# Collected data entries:
## Begin

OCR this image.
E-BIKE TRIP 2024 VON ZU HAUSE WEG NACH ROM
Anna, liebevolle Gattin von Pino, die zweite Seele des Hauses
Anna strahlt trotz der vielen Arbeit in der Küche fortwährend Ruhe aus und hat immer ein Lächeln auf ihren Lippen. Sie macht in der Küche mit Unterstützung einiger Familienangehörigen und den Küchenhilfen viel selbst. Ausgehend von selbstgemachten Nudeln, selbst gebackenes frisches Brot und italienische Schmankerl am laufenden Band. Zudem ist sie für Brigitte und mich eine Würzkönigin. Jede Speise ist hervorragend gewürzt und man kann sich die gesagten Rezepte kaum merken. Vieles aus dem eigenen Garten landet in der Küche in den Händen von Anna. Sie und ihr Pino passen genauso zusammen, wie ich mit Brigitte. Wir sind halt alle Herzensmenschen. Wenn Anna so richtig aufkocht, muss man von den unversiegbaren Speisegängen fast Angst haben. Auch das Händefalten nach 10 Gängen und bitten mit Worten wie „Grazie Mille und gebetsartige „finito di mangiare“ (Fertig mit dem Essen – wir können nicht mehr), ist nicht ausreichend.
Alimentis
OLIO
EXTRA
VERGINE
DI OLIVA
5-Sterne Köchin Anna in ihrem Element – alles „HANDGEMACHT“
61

## End

# PROBLEM DETAILS:
From the data above, extract every line in its exact form.

# EXERCISE RESULT:
OCR this image.
E-BIKE TRIP 2024 VON ZU HAUSE WEG NACH ROM
Anna, liebevolle Gattin von Pino, die zweite Seele des Hauses
Anna strahlt trotz der vielen Arbeit in der Küche fortwährend Ruhe aus und hat immer ein Lächeln auf ihren Lippen. Sie macht in der Küche mit Unterstützung einiger Familienangehörigen und den Küchenhilfen viel selbst. Ausgehend von selbstgemachten Nudeln, selbst gebackenes frisches Brot und italienische Schmankerl am laufenden Band. Zudem ist sie für Brigitte und mich eine Würzkönigin. Jede Speise ist hervorragend gewürzt und man kann sich die gesagten Rezepte kaum merken. Vieles aus dem eigenen Garten landet in der Küche in den Händen von Anna. Sie und ihr Pino passen genauso zusammen, wie ich mit Brigitte. Wir sind halt alle Herzensmenschen. Wenn Anna so richtig aufkocht, muss man von den unversiegbaren Speisegängen fast Angst haben. Auch das Händefalten nach 10 Gängen und bitten mit Worten wie „Grazie Mille und gebetsartige „finito di mangiare“ (Fertig mit dem Essen – wir können nicht mehr), ist nicht ausreichend.
Alimentis
OLIO
EXTRA
VERGINE
DI OLIVA
5-Sterne Köchin Anna in ihrem Element – alles „HANDGEMACHT“
61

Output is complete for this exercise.